Your objective:
Look through the material below. Copy every line with the string "ΗΛΕΚΤΡΟΝΙΚΗ" in it.

Supplied entries:
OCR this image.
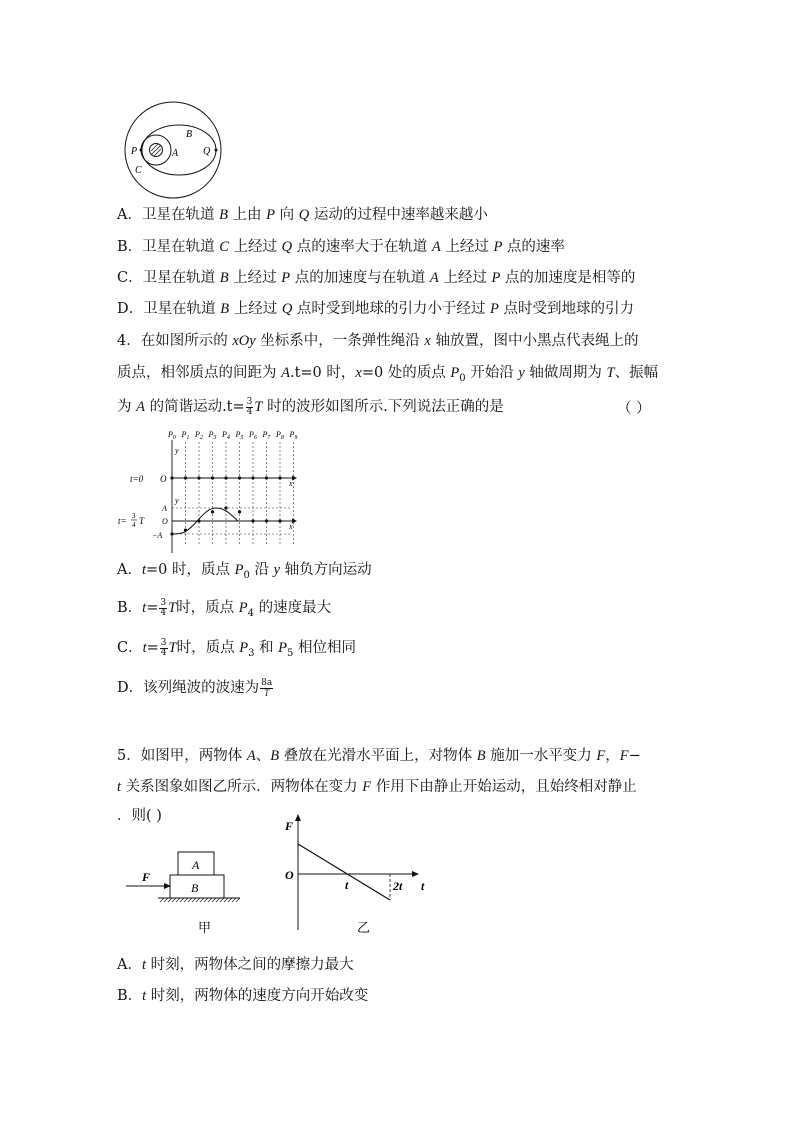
P	A
B
Q
C
A．卫星在轨道 B 上由 P 向 Q 运动的过程中速率越来越小
B．卫星在轨道 C 上经过 Q 点的速率大于在轨道 A 上经过 P 点的速率
C．卫星在轨道 B 上经过 P 点的加速度与在轨道 A 上经过 P 点的加速度是相等的
D．卫星在轨道 B 上经过 Q 点时受到地球的引力小于经过 P 点时受到地球的引力
4．在如图所示的 xOy 坐标系中，一条弹性绳沿 x 轴放置，图中小黑点代表绳上的
质点，相邻质点的间距为 A.t=0 时，x=0 处的质点 $P_0$ 开始沿 y 轴做周期为 T、振幅
为 A 的简谐运动$.t= \frac{3}{4}$ T 时的波形如图所示.下列说法正确的是	（ ）
$P_0$ $P_1$ $P_2$ $P_3$ $P_4$ $P_5$ $P_6$ $P_7$ $P_8$ $P_9$
y
y
x
t=0 O
x
A
O
−A
t= 3
4 T
A．t=0 时，质点 $P_0$ 沿 y 轴负方向运动
B．$t= \frac{3}{4}$ T时，质点 $P_4$ 的速度最大
C．$t= \frac{3}{4}$ T时，质点 $P_3$ 和 $P_5$ 相位相同
D．该列绳波的波速为 $\frac{8a}{T}$
5．如图甲，两物体 A、B 叠放在光滑水平面上，对物体 B 施加一水平变力 F，F−
t 关系图象如图乙所示．两物体在变力 F 作用下由静止开始运动，且始终相对静止
．则( )
A
B
F
甲
F
O
t	2t t
乙
A．t 时刻，两物体之间的摩擦力最大
B．t 时刻，两物体的速度方向开始改变
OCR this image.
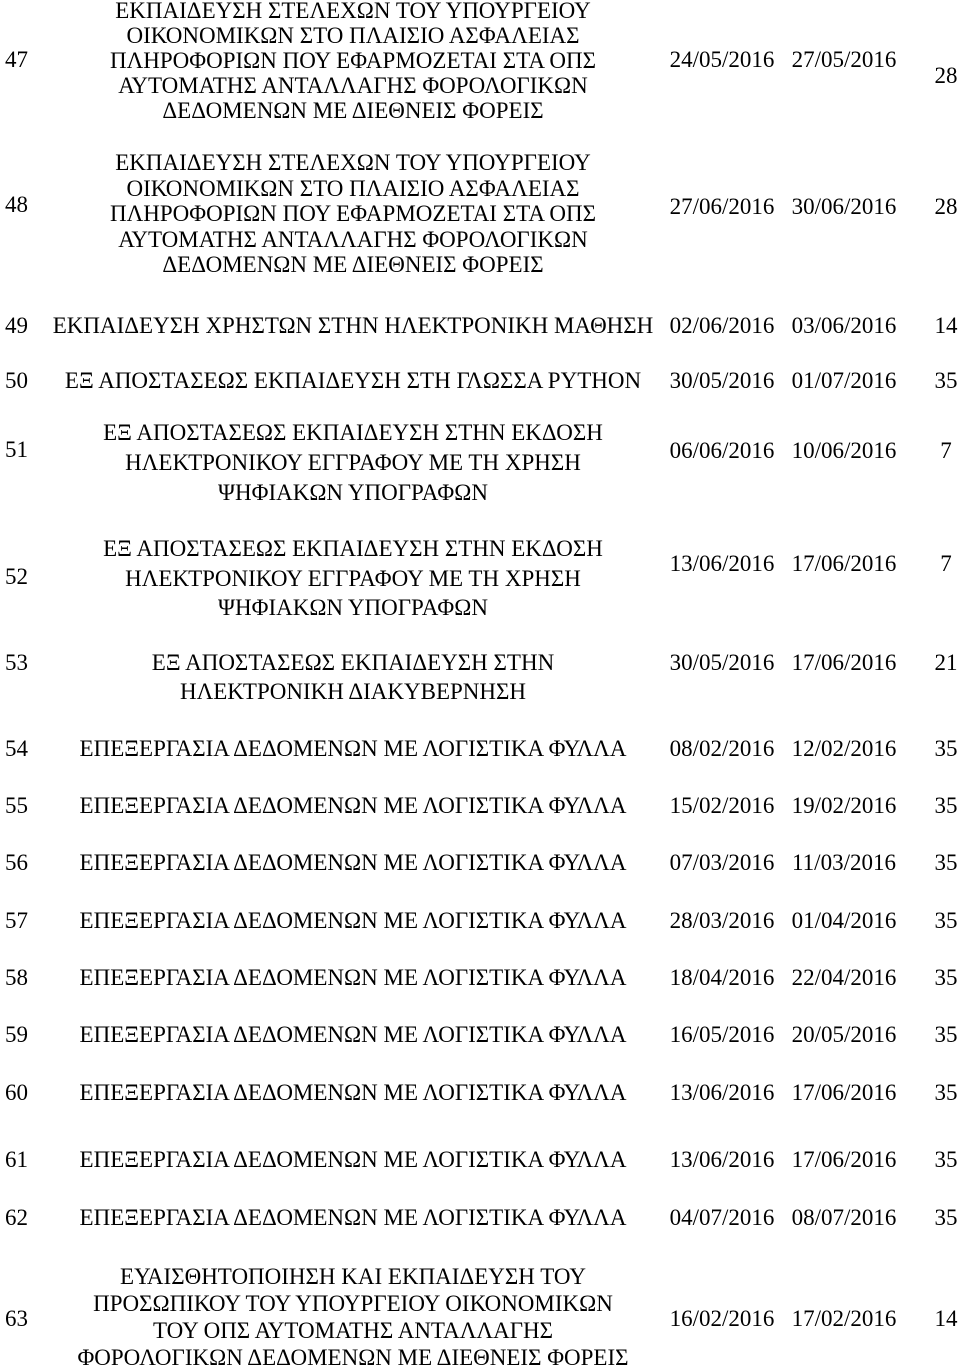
47
ΕΚΠΑΙΔΕΥΣΗ ΣΤΕΛΕΧΩΝ ΤΟΥ ΥΠΟΥΡΓΕΙΟΥ
ΟΙΚΟΝΟΜΙΚΩΝ ΣΤΟ ΠΛΑΙΣΙΟ ΑΣΦΑΛΕΙΑΣ
ΠΛΗΡΟΦΟΡΙΩΝ ΠΟΥ ΕΦΑΡΜΟΖΕΤΑΙ ΣΤΑ ΟΠΣ
ΑΥΤΟΜΑΤΗΣ ΑΝΤΑΛΛΑΓΗΣ ΦΟΡΟΛΟΓΙΚΩΝ
ΔΕΔΟΜΕΝΩΝ ΜΕ ΔΙΕΘΝΕΙΣ ΦΟΡΕΙΣ
24/05/2016 27/05/2016
28
48
ΕΚΠΑΙΔΕΥΣΗ ΣΤΕΛΕΧΩΝ ΤΟΥ ΥΠΟΥΡΓΕΙΟΥ
ΟΙΚΟΝΟΜΙΚΩΝ ΣΤΟ ΠΛΑΙΣΙΟ ΑΣΦΑΛΕΙΑΣ
ΠΛΗΡΟΦΟΡΙΩΝ ΠΟΥ ΕΦΑΡΜΟΖΕΤΑΙ ΣΤΑ ΟΠΣ
ΑΥΤΟΜΑΤΗΣ ΑΝΤΑΛΛΑΓΗΣ ΦΟΡΟΛΟΓΙΚΩΝ
ΔΕΔΟΜΕΝΩΝ ΜΕ ΔΙΕΘΝΕΙΣ ΦΟΡΕΙΣ
27/06/2016 30/06/2016	28
49	ΕΚΠΑΙΔΕΥΣΗ ΧΡΗΣΤΩΝ ΣΤΗΝ ΗΛΕΚΤΡΟΝΙΚΗ ΜΑΘΗΣΗ 02/06/2016 03/06/2016	14
50	ΕΞ ΑΠΟΣΤΑΣΕΩΣ ΕΚΠΑΙΔΕΥΣΗ ΣΤΗ ΓΛΩΣΣΑ PYTHON	30/05/2016 01/07/2016	35
51
ΕΞ ΑΠΟΣΤΑΣΕΩΣ ΕΚΠΑΙΔΕΥΣΗ ΣΤΗΝ ΕΚΔΟΣΗ
ΗΛΕΚΤΡΟΝΙΚΟΥ ΕΓΓΡΑΦΟΥ ΜΕ ΤΗ ΧΡΗΣΗ
ΨΗΦΙΑΚΩΝ ΥΠΟΓΡΑΦΩΝ
06/06/2016 10/06/2016	7
52
ΕΞ ΑΠΟΣΤΑΣΕΩΣ ΕΚΠΑΙΔΕΥΣΗ ΣΤΗΝ ΕΚΔΟΣΗ
ΗΛΕΚΤΡΟΝΙΚΟΥ ΕΓΓΡΑΦΟΥ ΜΕ ΤΗ ΧΡΗΣΗ
ΨΗΦΙΑΚΩΝ ΥΠΟΓΡΑΦΩΝ
13/06/2016 17/06/2016	7
53	ΕΞ ΑΠΟΣΤΑΣΕΩΣ ΕΚΠΑΙΔΕΥΣΗ ΣΤΗΝ
ΗΛΕΚΤΡΟΝΙΚΗ ΔΙΑΚΥΒΕΡΝΗΣΗ
30/05/2016 17/06/2016	21
54	ΕΠΕΞΕΡΓΑΣΙΑ ΔΕΔΟΜΕΝΩΝ ΜΕ ΛΟΓΙΣΤΙΚΑ ΦΥΛΛΑ	08/02/2016 12/02/2016	35
55	ΕΠΕΞΕΡΓΑΣΙΑ ΔΕΔΟΜΕΝΩΝ ΜΕ ΛΟΓΙΣΤΙΚΑ ΦΥΛΛΑ	15/02/2016 19/02/2016	35
56	ΕΠΕΞΕΡΓΑΣΙΑ ΔΕΔΟΜΕΝΩΝ ΜΕ ΛΟΓΙΣΤΙΚΑ ΦΥΛΛΑ	07/03/2016 11/03/2016	35
57	ΕΠΕΞΕΡΓΑΣΙΑ ΔΕΔΟΜΕΝΩΝ ΜΕ ΛΟΓΙΣΤΙΚΑ ΦΥΛΛΑ	28/03/2016 01/04/2016	35
58	ΕΠΕΞΕΡΓΑΣΙΑ ΔΕΔΟΜΕΝΩΝ ΜΕ ΛΟΓΙΣΤΙΚΑ ΦΥΛΛΑ	18/04/2016 22/04/2016	35
59	ΕΠΕΞΕΡΓΑΣΙΑ ΔΕΔΟΜΕΝΩΝ ΜΕ ΛΟΓΙΣΤΙΚΑ ΦΥΛΛΑ	16/05/2016 20/05/2016	35
60	ΕΠΕΞΕΡΓΑΣΙΑ ΔΕΔΟΜΕΝΩΝ ΜΕ ΛΟΓΙΣΤΙΚΑ ΦΥΛΛΑ	13/06/2016 17/06/2016	35
61	ΕΠΕΞΕΡΓΑΣΙΑ ΔΕΔΟΜΕΝΩΝ ΜΕ ΛΟΓΙΣΤΙΚΑ ΦΥΛΛΑ	13/06/2016 17/06/2016	35
62	ΕΠΕΞΕΡΓΑΣΙΑ ΔΕΔΟΜΕΝΩΝ ΜΕ ΛΟΓΙΣΤΙΚΑ ΦΥΛΛΑ	04/07/2016 08/07/2016	35
63
ΕΥΑΙΣΘΗΤΟΠΟΙΗΣΗ ΚΑΙ ΕΚΠΑΙΔΕΥΣΗ ΤΟΥ
ΠΡΟΣΩΠΙΚΟΥ ΤΟΥ ΥΠΟΥΡΓΕΙΟΥ ΟΙΚΟΝΟΜΙΚΩΝ
ΤΟΥ ΟΠΣ ΑΥΤΟΜΑΤΗΣ ΑΝΤΑΛΛΑΓΗΣ
ΦΟΡΟΛΟΓΙΚΩΝ ΔΕΔΟΜΕΝΩΝ ΜΕ ΔΙΕΘΝΕΙΣ ΦΟΡΕΙΣ
16/02/2016 17/02/2016	14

Solved exercise:
49	ΕΚΠΑΙΔΕΥΣΗ ΧΡΗΣΤΩΝ ΣΤΗΝ ΗΛΕΚΤΡΟΝΙΚΗ ΜΑΘΗΣΗ 02/06/2016 03/06/2016	14
ΗΛΕΚΤΡΟΝΙΚΗ ΔΙΑΚΥΒΕΡΝΗΣΗ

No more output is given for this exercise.